▶ **EXCERPTED DATA**:
===

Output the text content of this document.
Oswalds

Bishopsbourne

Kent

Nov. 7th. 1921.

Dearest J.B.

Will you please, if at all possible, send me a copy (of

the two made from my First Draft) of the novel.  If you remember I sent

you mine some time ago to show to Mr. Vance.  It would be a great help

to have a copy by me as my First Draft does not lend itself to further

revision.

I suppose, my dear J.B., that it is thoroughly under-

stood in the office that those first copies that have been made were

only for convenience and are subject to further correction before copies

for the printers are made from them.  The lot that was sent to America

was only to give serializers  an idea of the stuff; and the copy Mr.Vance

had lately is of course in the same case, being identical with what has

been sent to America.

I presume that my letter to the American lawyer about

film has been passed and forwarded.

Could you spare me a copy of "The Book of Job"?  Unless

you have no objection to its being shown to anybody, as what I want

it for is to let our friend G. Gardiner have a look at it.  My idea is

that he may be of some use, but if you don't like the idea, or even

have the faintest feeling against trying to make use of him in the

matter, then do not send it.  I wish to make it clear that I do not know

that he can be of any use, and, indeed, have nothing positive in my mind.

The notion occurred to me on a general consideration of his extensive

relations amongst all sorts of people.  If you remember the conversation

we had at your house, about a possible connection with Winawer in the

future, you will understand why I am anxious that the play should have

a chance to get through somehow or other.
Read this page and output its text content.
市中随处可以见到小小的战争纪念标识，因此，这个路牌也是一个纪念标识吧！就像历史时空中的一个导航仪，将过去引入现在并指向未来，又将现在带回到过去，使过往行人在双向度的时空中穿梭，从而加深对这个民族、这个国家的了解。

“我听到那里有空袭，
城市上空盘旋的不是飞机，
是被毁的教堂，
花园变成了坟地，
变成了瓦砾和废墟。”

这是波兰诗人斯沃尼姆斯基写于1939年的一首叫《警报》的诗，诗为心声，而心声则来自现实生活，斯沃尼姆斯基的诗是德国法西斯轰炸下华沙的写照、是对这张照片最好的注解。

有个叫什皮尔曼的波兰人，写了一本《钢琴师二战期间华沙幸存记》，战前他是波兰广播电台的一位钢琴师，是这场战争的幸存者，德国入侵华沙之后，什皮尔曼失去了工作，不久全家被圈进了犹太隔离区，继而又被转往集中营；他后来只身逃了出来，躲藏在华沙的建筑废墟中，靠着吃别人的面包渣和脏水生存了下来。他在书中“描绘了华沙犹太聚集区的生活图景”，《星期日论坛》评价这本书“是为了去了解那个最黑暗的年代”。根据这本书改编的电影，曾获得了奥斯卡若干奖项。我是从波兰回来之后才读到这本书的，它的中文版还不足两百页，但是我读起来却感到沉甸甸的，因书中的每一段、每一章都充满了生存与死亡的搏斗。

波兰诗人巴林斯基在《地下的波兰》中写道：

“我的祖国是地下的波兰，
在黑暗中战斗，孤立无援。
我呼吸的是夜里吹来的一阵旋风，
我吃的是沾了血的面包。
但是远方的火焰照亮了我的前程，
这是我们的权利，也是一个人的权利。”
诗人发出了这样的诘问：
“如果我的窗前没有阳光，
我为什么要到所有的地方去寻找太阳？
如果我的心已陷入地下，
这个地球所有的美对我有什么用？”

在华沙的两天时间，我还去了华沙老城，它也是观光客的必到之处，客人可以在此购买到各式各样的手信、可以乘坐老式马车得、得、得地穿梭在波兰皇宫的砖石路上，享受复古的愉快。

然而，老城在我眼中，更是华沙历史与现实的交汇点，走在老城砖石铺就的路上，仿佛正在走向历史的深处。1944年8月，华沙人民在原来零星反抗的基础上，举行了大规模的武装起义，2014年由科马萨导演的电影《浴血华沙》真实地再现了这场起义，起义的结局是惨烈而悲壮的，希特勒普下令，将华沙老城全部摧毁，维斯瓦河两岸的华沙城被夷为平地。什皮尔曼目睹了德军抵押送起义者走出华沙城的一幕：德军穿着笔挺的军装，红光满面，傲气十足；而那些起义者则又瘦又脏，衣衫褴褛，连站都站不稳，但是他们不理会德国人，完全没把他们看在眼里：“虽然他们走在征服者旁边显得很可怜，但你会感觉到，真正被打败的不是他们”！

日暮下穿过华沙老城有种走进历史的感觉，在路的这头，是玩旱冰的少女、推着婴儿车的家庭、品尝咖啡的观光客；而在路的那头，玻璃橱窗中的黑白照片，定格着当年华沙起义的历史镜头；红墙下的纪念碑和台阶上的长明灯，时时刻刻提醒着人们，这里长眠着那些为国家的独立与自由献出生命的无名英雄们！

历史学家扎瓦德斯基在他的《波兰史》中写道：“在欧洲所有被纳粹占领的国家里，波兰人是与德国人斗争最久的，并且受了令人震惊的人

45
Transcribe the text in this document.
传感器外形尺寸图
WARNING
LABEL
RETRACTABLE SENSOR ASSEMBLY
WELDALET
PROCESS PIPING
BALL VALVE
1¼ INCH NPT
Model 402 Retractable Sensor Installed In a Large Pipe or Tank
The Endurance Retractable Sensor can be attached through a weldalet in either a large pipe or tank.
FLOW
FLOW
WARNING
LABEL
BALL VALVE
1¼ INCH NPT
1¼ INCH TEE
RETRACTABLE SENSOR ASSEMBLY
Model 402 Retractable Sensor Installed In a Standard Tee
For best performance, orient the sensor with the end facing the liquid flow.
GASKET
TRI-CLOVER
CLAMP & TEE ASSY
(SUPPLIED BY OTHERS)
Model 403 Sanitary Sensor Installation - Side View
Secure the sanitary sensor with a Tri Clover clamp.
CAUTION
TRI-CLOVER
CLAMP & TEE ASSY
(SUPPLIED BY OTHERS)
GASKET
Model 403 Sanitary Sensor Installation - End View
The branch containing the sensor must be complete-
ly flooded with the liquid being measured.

===

▶ **GIVEN PROBLEM**: Write out the material exactly as given.

▶ **COMPLETE ANSWER**:
Output the text content of this document.
Oswalds

Bishopsbourne

Kent

Nov. 7th. 1921.

Dearest J.B.

Will you please, if at all possible, send me a copy (of

the two made from my First Draft) of the novel.  If you remember I sent

you mine some time ago to show to Mr. Vance.  It would be a great help

to have a copy by me as my First Draft does not lend itself to further

revision.

I suppose, my dear J.B., that it is thoroughly under-

stood in the office that those first copies that have been made were

only for convenience and are subject to further correction before copies

for the printers are made from them.  The lot that was sent to America

was only to give serializers  an idea of the stuff; and the copy Mr.Vance

had lately is of course in the same case, being identical with what has

been sent to America.

I presume that my letter to the American lawyer about

film has been passed and forwarded.

Could you spare me a copy of "The Book of Job"?  Unless

you have no objection to its being shown to anybody, as what I want

it for is to let our friend G. Gardiner have a look at it.  My idea is

that he may be of some use, but if you don't like the idea, or even

have the faintest feeling against trying to make use of him in the

matter, then do not send it.  I wish to make it clear that I do not know

that he can be of any use, and, indeed, have nothing positive in my mind.

The notion occurred to me on a general consideration of his extensive

relations amongst all sorts of people.  If you remember the conversation

we had at your house, about a possible connection with Winawer in the

future, you will understand why I am anxious that the play should have

a chance to get through somehow or other.
Read this page and output its text content.
市中随处可以见到小小的战争纪念标识，因此，这个路牌也是一个纪念标识吧！就像历史时空中的一个导航仪，将过去引入现在并指向未来，又将现在带回到过去，使过往行人在双向度的时空中穿梭，从而加深对这个民族、这个国家的了解。

“我听到那里有空袭，
城市上空盘旋的不是飞机，
是被毁的教堂，
花园变成了坟地，
变成了瓦砾和废墟。”

这是波兰诗人斯沃尼姆斯基写于1939年的一首叫《警报》的诗，诗为心声，而心声则来自现实生活，斯沃尼姆斯基的诗是德国法西斯轰炸下华沙的写照、是对这张照片最好的注解。

有个叫什皮尔曼的波兰人，写了一本《钢琴师二战期间华沙幸存记》，战前他是波兰广播电台的一位钢琴师，是这场战争的幸存者，德国入侵华沙之后，什皮尔曼失去了工作，不久全家被圈进了犹太隔离区，继而又被转往集中营；他后来只身逃了出来，躲藏在华沙的建筑废墟中，靠着吃别人的面包渣和脏水生存了下来。他在书中“描绘了华沙犹太聚集区的生活图景”，《星期日论坛》评价这本书“是为了去了解那个最黑暗的年代”。根据这本书改编的电影，曾获得了奥斯卡若干奖项。我是从波兰回来之后才读到这本书的，它的中文版还不足两百页，但是我读起来却感到沉甸甸的，因书中的每一段、每一章都充满了生存与死亡的搏斗。

波兰诗人巴林斯基在《地下的波兰》中写道：

“我的祖国是地下的波兰，
在黑暗中战斗，孤立无援。
我呼吸的是夜里吹来的一阵旋风，
我吃的是沾了血的面包。
但是远方的火焰照亮了我的前程，
这是我们的权利，也是一个人的权利。”
诗人发出了这样的诘问：
“如果我的窗前没有阳光，
我为什么要到所有的地方去寻找太阳？
如果我的心已陷入地下，
这个地球所有的美对我有什么用？”

在华沙的两天时间，我还去了华沙老城，它也是观光客的必到之处，客人可以在此购买到各式各样的手信、可以乘坐老式马车得、得、得地穿梭在波兰皇宫的砖石路上，享受复古的愉快。

然而，老城在我眼中，更是华沙历史与现实的交汇点，走在老城砖石铺就的路上，仿佛正在走向历史的深处。1944年8月，华沙人民在原来零星反抗的基础上，举行了大规模的武装起义，2014年由科马萨导演的电影《浴血华沙》真实地再现了这场起义，起义的结局是惨烈而悲壮的，希特勒普下令，将华沙老城全部摧毁，维斯瓦河两岸的华沙城被夷为平地。什皮尔曼目睹了德军抵押送起义者走出华沙城的一幕：德军穿着笔挺的军装，红光满面，傲气十足；而那些起义者则又瘦又脏，衣衫褴褛，连站都站不稳，但是他们不理会德国人，完全没把他们看在眼里：“虽然他们走在征服者旁边显得很可怜，但你会感觉到，真正被打败的不是他们”！

日暮下穿过华沙老城有种走进历史的感觉，在路的这头，是玩旱冰的少女、推着婴儿车的家庭、品尝咖啡的观光客；而在路的那头，玻璃橱窗中的黑白照片，定格着当年华沙起义的历史镜头；红墙下的纪念碑和台阶上的长明灯，时时刻刻提醒着人们，这里长眠着那些为国家的独立与自由献出生命的无名英雄们！

历史学家扎瓦德斯基在他的《波兰史》中写道：“在欧洲所有被纳粹占领的国家里，波兰人是与德国人斗争最久的，并且受了令人震惊的人

45
Transcribe the text in this document.
传感器外形尺寸图
WARNING
LABEL
RETRACTABLE SENSOR ASSEMBLY
WELDALET
PROCESS PIPING
BALL VALVE
1¼ INCH NPT
Model 402 Retractable Sensor Installed In a Large Pipe or Tank
The Endurance Retractable Sensor can be attached through a weldalet in either a large pipe or tank.
FLOW
FLOW
WARNING
LABEL
BALL VALVE
1¼ INCH NPT
1¼ INCH TEE
RETRACTABLE SENSOR ASSEMBLY
Model 402 Retractable Sensor Installed In a Standard Tee
For best performance, orient the sensor with the end facing the liquid flow.
GASKET
TRI-CLOVER
CLAMP & TEE ASSY
(SUPPLIED BY OTHERS)
Model 403 Sanitary Sensor Installation - Side View
Secure the sanitary sensor with a Tri Clover clamp.
CAUTION
TRI-CLOVER
CLAMP & TEE ASSY
(SUPPLIED BY OTHERS)
GASKET
Model 403 Sanitary Sensor Installation - End View
The branch containing the sensor must be complete-
ly flooded with the liquid being measured.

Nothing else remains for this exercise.